▶

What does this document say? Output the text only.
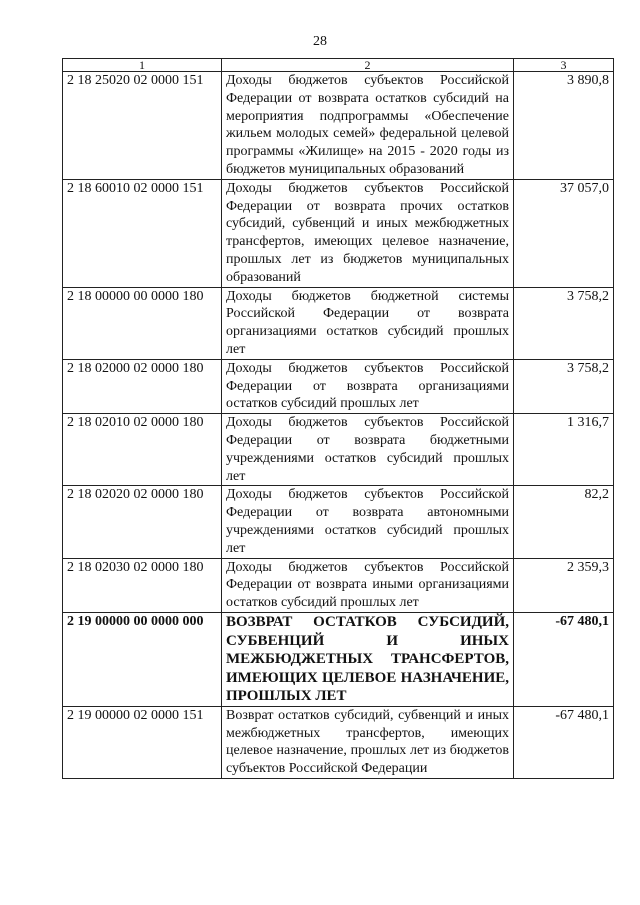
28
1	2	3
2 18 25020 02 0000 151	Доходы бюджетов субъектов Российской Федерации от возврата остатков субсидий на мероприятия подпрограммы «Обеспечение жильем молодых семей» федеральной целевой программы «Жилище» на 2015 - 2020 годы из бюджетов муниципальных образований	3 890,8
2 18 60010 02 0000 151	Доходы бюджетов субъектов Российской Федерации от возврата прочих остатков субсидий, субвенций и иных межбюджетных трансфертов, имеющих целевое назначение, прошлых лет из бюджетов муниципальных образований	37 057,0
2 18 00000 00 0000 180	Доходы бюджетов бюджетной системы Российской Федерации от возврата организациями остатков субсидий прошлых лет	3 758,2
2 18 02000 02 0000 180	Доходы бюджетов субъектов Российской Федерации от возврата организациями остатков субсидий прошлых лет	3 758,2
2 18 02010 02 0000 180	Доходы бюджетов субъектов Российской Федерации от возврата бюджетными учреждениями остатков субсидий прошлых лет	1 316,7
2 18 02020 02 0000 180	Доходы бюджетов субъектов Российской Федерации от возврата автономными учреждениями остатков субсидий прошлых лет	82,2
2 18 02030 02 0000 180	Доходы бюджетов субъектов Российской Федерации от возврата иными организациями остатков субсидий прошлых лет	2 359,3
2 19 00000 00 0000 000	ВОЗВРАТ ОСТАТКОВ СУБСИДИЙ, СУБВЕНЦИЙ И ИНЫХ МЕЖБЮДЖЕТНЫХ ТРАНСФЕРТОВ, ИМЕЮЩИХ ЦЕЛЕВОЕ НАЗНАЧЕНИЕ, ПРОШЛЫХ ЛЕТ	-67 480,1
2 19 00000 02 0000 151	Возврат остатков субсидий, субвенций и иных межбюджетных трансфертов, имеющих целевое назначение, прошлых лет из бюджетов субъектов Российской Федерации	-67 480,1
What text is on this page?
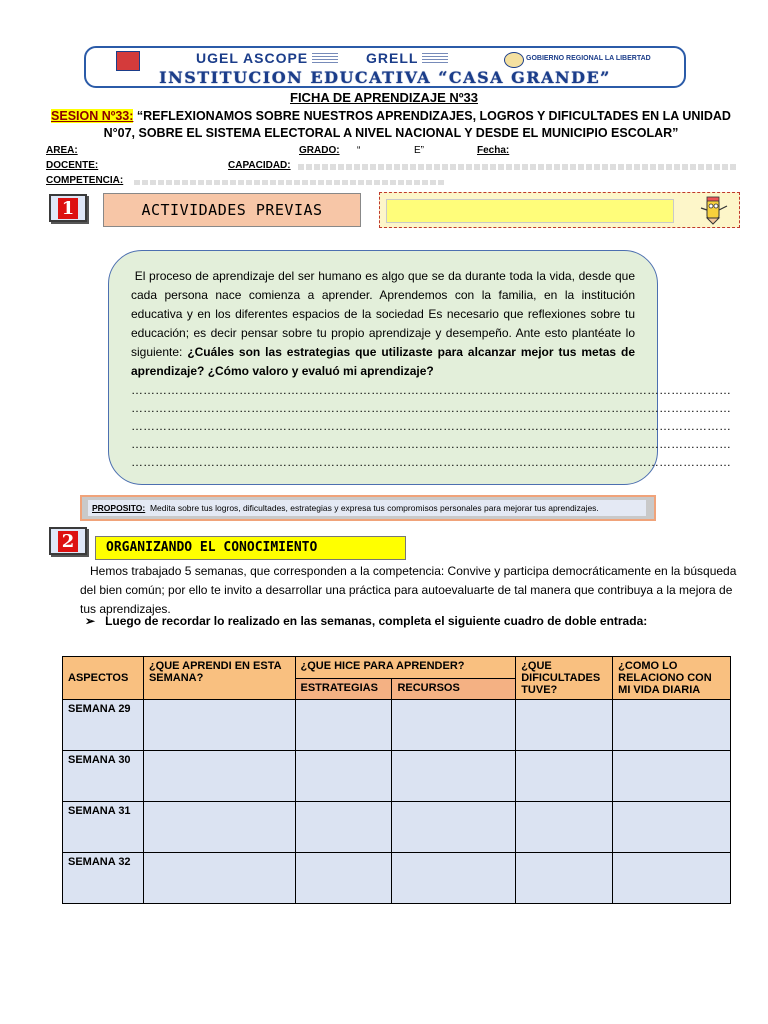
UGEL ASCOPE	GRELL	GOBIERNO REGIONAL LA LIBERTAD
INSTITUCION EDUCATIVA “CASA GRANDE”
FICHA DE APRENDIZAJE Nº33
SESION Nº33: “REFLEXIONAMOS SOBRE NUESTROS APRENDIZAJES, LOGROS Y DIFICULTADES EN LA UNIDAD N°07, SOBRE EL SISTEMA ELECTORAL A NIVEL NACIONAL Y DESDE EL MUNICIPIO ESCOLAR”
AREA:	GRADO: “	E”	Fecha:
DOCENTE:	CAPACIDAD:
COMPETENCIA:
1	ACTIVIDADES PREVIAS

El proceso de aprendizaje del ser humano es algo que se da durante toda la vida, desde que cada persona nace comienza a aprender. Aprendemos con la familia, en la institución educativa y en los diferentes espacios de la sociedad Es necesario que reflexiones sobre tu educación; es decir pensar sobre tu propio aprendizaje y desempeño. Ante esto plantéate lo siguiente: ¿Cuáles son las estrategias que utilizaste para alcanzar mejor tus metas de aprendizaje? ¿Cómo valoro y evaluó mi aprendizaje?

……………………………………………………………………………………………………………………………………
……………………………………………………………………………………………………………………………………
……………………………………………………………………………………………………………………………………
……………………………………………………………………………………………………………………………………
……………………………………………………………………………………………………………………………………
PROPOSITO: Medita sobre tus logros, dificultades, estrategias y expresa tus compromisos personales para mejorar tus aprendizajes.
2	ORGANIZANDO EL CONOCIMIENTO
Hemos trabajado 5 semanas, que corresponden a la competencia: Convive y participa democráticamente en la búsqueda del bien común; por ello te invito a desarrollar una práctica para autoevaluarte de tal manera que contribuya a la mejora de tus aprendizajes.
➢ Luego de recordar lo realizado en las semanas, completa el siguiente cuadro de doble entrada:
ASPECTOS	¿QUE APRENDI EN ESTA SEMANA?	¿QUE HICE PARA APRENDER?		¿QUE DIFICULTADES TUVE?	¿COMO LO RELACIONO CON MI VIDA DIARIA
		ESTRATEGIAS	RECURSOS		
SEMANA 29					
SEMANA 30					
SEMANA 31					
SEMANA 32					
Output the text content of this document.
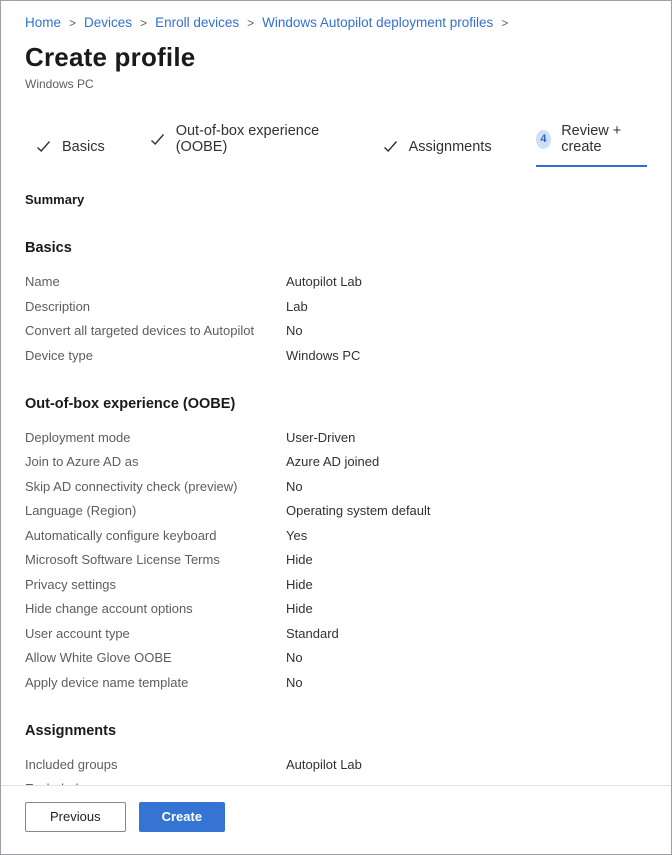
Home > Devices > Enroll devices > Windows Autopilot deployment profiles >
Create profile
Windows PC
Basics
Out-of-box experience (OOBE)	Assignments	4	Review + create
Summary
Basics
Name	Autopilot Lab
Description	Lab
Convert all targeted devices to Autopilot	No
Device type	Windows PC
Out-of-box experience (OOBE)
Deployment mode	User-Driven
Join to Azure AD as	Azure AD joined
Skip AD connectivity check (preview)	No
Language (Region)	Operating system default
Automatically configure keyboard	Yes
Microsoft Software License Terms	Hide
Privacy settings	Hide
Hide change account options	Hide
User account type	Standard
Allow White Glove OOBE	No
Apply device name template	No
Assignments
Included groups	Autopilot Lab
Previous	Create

◀
▶

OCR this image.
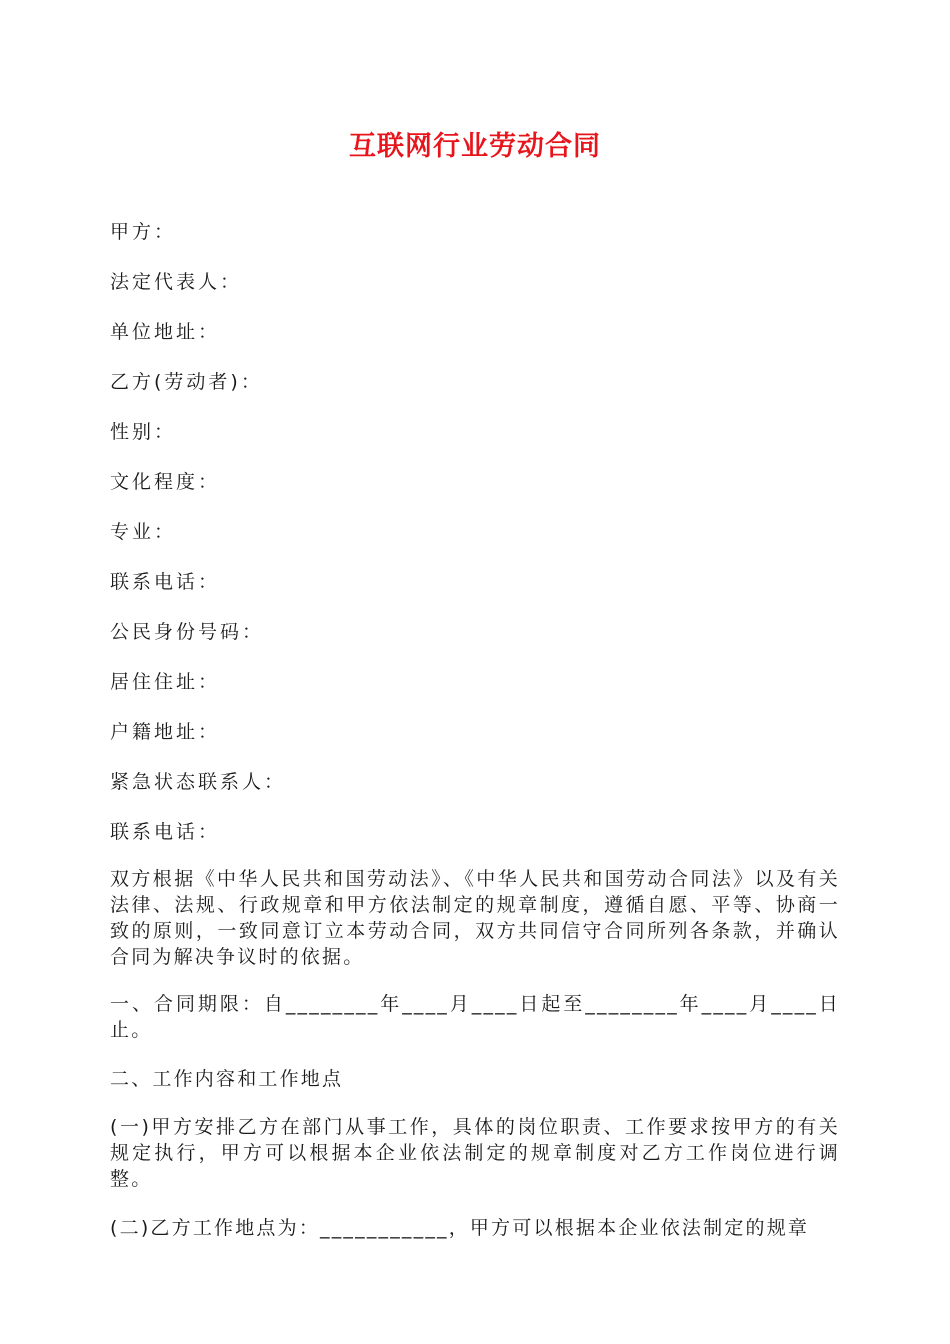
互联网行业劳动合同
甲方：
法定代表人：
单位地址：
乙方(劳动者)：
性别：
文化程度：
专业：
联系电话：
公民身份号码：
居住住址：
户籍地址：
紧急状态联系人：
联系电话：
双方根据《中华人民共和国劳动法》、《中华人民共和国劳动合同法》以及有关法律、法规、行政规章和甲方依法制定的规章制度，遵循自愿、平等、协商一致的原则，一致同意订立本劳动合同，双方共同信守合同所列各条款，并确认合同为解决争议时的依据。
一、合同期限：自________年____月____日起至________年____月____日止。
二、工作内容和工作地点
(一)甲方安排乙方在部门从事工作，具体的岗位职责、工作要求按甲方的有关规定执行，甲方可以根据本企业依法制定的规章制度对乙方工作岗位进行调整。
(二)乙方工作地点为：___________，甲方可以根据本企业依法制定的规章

◀
▶

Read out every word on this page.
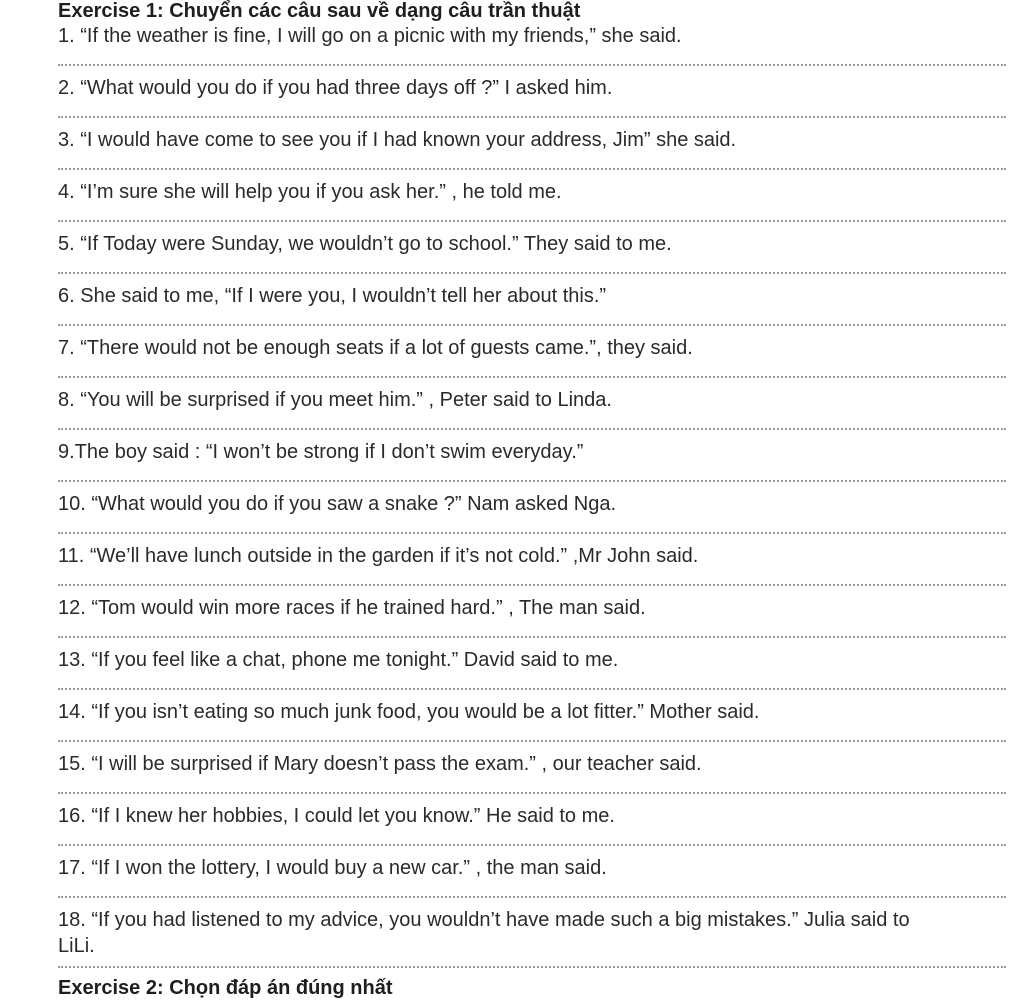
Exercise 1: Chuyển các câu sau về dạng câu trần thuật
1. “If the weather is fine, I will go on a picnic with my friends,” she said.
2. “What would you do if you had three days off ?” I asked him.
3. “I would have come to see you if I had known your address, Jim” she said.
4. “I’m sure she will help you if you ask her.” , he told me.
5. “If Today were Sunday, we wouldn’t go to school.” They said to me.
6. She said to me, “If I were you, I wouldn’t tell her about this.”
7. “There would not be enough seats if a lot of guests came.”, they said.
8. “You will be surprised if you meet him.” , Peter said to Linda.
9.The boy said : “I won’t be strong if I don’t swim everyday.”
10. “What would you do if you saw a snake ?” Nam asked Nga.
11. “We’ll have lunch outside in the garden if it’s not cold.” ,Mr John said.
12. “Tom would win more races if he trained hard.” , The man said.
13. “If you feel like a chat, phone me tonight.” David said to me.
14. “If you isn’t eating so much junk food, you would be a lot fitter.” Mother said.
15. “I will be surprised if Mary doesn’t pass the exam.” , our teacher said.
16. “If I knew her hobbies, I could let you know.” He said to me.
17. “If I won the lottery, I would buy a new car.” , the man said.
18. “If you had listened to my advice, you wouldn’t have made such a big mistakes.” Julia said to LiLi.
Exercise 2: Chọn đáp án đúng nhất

◀

● **SET PROBLEM**:
Note every line above where the string "devices" shows up, and copy those lines.

● **PROBLEM SOLUTION**:
Home > Devices > Enroll devices > Windows Autopilot deployment profiles >
Convert all targeted devices to Autopilot	No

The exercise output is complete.